(ITEMS):
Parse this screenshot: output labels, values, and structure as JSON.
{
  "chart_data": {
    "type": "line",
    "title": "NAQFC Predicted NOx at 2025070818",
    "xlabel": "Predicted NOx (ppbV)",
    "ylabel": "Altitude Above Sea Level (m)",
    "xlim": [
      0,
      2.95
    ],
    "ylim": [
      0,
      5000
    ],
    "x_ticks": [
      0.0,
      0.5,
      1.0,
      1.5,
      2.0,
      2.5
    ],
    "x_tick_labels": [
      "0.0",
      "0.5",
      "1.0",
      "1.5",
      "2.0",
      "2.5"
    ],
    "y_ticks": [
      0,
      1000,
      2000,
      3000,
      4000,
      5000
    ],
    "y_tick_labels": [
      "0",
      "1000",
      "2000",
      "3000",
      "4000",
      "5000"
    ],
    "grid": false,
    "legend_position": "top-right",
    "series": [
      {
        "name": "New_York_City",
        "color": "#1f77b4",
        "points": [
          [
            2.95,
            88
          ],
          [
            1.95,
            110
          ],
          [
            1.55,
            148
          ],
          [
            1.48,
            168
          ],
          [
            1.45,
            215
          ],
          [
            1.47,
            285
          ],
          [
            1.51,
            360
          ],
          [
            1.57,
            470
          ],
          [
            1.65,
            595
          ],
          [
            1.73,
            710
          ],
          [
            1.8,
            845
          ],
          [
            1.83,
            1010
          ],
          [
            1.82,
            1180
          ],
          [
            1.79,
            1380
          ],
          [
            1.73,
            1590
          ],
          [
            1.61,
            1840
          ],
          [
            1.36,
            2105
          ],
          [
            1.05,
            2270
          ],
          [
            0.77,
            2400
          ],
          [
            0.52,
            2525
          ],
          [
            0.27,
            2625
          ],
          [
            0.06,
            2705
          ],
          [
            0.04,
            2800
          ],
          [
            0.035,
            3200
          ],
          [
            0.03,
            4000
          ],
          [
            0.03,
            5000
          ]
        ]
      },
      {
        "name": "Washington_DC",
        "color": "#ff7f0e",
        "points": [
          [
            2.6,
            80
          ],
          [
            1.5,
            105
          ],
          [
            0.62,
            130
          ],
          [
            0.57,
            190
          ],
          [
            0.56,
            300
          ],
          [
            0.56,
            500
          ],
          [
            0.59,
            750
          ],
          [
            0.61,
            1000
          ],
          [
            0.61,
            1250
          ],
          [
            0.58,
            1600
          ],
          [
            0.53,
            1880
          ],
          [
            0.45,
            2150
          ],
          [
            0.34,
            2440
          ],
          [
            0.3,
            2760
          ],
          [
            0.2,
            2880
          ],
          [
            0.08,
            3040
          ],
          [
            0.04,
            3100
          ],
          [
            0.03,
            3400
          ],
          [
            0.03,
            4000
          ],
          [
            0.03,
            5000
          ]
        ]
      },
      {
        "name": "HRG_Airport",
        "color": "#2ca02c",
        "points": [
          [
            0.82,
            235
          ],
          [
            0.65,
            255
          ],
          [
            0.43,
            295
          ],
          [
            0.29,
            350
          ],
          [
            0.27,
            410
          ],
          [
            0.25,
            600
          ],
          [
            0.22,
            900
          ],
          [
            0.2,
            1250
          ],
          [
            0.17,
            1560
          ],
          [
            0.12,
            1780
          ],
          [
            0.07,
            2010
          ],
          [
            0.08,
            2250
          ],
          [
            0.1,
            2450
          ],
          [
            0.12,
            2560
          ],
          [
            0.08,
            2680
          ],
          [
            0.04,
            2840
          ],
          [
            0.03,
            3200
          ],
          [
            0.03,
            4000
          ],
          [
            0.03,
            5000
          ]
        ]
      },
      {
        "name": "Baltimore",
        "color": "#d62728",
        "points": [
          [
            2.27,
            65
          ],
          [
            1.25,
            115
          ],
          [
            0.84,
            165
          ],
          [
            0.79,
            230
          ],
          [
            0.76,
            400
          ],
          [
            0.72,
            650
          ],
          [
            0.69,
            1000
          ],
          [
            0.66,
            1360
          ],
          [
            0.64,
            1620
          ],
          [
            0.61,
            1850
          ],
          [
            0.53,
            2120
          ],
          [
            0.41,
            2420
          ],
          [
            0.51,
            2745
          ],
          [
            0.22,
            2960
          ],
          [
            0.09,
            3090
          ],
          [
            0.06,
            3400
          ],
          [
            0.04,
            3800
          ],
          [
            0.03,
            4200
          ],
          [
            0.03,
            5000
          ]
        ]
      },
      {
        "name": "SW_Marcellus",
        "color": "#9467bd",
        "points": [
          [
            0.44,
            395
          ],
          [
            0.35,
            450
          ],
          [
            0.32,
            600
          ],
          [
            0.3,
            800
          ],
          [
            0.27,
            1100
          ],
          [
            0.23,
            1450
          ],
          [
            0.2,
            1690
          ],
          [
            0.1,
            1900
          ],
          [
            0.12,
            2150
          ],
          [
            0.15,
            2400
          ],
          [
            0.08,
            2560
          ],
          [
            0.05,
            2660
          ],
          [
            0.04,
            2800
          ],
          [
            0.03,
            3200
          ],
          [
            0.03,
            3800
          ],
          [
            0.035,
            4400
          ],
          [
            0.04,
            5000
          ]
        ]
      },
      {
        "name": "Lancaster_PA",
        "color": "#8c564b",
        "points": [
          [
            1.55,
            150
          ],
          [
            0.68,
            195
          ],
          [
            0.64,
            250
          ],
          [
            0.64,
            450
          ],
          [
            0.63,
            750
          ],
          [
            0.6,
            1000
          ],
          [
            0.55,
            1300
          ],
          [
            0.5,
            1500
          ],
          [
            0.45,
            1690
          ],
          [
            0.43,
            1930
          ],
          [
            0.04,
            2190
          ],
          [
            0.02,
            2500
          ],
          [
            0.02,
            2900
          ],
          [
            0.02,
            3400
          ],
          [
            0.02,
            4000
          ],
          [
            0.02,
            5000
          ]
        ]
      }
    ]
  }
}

(WHAT IS ASKED): Where a line holds "Predicted", copy it out.

(ANSWER TO THE PROBLEM):
    "title": "NAQFC Predicted NOx at 2025070818",
    "xlabel": "Predicted NOx (ppbV)",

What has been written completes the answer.